● TASK: Scan each line of the records for the word "cases" and extract the ones that have it.

● DATA LISTING:
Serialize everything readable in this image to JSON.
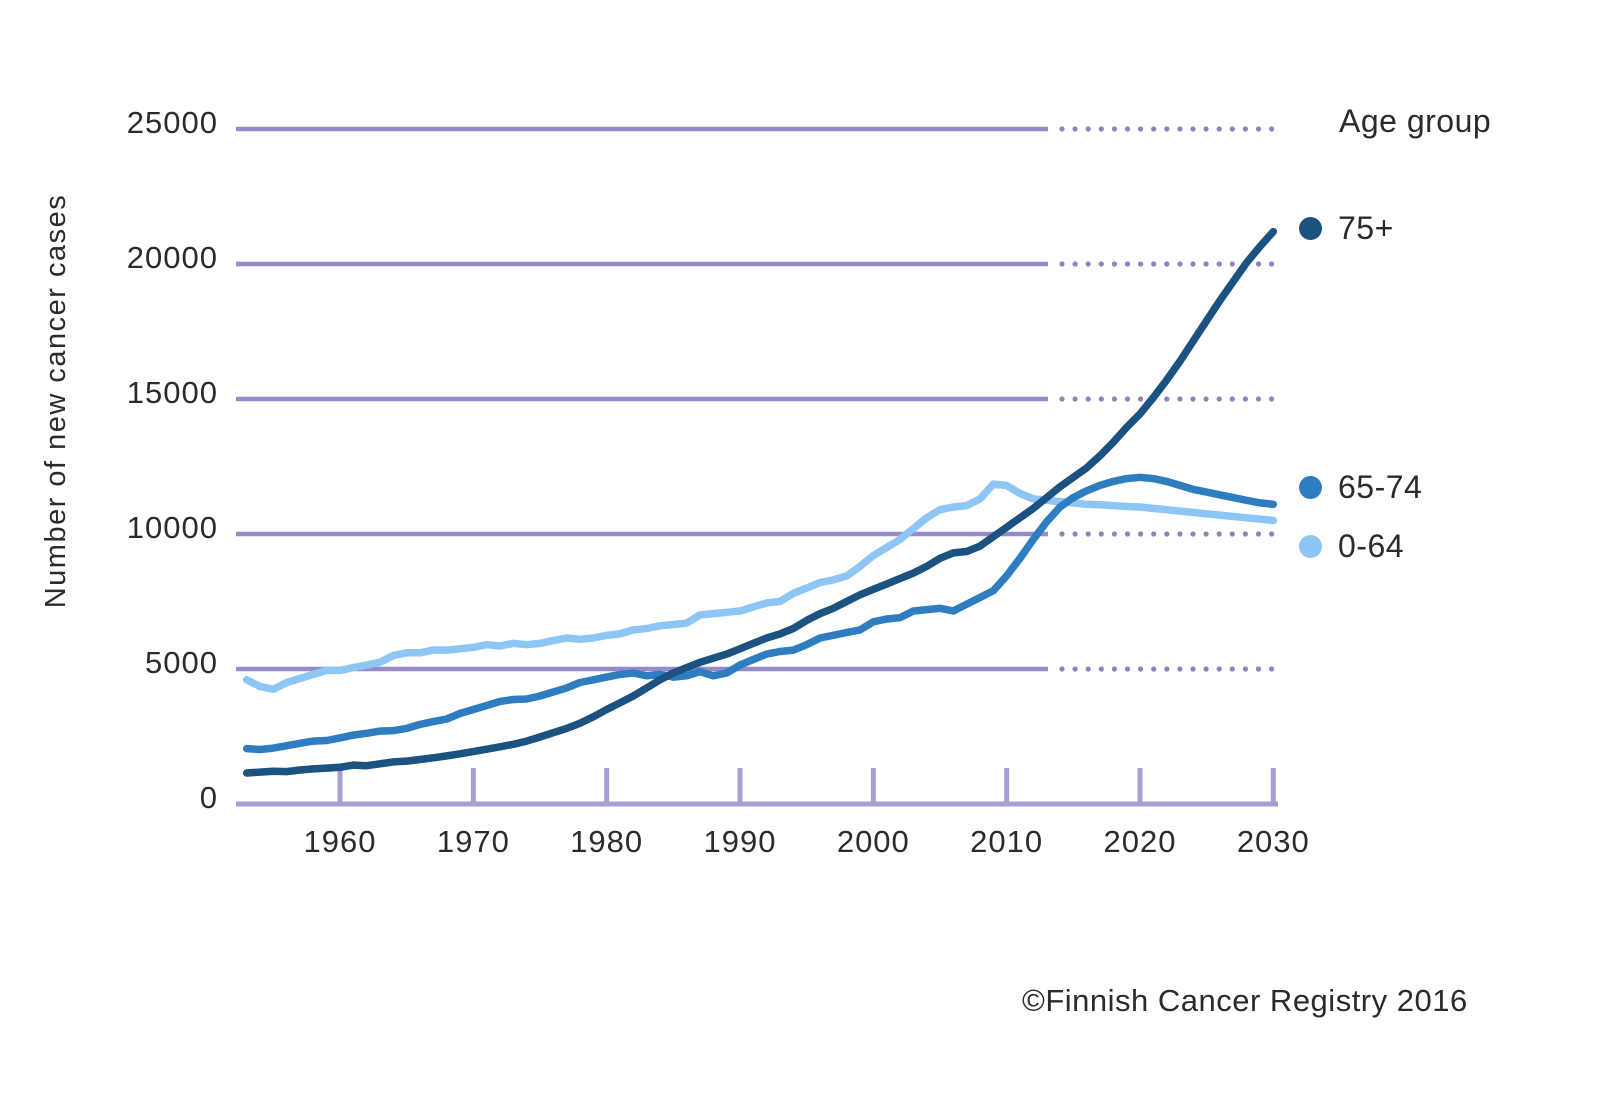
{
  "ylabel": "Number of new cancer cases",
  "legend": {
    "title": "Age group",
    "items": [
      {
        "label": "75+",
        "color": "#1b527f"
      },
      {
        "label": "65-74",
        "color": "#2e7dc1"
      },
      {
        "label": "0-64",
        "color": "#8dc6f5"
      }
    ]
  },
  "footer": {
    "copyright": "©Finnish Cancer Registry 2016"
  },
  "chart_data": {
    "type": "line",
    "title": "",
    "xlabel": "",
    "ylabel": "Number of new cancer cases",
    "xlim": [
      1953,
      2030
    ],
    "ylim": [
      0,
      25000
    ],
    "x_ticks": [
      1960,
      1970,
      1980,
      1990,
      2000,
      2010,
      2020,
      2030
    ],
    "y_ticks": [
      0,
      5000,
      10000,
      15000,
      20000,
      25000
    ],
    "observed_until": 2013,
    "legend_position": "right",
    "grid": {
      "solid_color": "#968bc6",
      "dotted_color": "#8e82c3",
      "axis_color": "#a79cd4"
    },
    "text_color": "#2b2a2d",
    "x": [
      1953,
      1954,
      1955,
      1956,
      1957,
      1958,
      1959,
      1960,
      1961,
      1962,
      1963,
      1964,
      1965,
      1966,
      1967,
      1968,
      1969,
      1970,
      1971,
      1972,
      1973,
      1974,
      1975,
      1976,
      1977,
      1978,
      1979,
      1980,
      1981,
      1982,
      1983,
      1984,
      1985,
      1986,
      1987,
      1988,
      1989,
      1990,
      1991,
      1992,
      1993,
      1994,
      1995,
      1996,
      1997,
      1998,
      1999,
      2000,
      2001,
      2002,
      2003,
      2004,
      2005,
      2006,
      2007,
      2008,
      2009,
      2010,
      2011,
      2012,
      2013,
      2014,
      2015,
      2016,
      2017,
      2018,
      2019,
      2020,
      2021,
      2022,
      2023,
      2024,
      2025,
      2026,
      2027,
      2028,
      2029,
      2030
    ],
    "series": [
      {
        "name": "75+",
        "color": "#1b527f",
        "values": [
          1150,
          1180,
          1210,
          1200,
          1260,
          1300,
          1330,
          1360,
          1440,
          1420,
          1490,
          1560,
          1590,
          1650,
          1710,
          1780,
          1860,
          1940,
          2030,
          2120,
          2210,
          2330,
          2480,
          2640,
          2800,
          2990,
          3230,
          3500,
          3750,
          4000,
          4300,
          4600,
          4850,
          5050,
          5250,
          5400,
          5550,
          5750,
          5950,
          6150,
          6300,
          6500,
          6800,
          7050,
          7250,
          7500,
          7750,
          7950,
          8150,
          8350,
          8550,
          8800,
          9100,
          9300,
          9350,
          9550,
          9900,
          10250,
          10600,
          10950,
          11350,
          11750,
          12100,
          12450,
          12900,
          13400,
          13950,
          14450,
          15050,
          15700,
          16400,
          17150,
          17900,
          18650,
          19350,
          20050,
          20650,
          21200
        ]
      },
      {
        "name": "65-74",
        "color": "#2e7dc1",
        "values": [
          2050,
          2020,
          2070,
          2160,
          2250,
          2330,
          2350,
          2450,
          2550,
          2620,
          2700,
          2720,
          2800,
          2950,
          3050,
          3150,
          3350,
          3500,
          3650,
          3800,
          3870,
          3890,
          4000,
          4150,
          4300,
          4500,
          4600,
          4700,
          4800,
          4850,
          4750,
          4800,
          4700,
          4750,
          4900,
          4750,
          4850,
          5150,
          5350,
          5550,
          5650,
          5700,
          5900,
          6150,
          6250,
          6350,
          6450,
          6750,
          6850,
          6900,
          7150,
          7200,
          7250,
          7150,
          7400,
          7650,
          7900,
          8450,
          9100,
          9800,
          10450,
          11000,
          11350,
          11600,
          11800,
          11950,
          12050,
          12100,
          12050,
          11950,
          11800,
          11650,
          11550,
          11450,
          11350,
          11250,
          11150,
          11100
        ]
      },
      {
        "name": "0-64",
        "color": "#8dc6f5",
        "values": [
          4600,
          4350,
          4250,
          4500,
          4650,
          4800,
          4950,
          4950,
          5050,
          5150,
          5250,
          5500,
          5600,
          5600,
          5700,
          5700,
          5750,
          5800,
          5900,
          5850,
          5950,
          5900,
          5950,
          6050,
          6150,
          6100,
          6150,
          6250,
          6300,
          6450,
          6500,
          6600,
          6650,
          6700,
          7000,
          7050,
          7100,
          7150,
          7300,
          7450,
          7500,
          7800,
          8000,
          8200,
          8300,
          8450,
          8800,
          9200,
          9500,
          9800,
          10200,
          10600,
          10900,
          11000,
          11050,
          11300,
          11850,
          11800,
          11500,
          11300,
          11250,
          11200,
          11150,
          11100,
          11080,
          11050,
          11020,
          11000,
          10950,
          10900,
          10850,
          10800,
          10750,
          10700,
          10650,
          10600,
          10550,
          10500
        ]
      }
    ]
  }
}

● CORRECT RESULT:
  "ylabel": "Number of new cancer cases",
    "ylabel": "Number of new cancer cases",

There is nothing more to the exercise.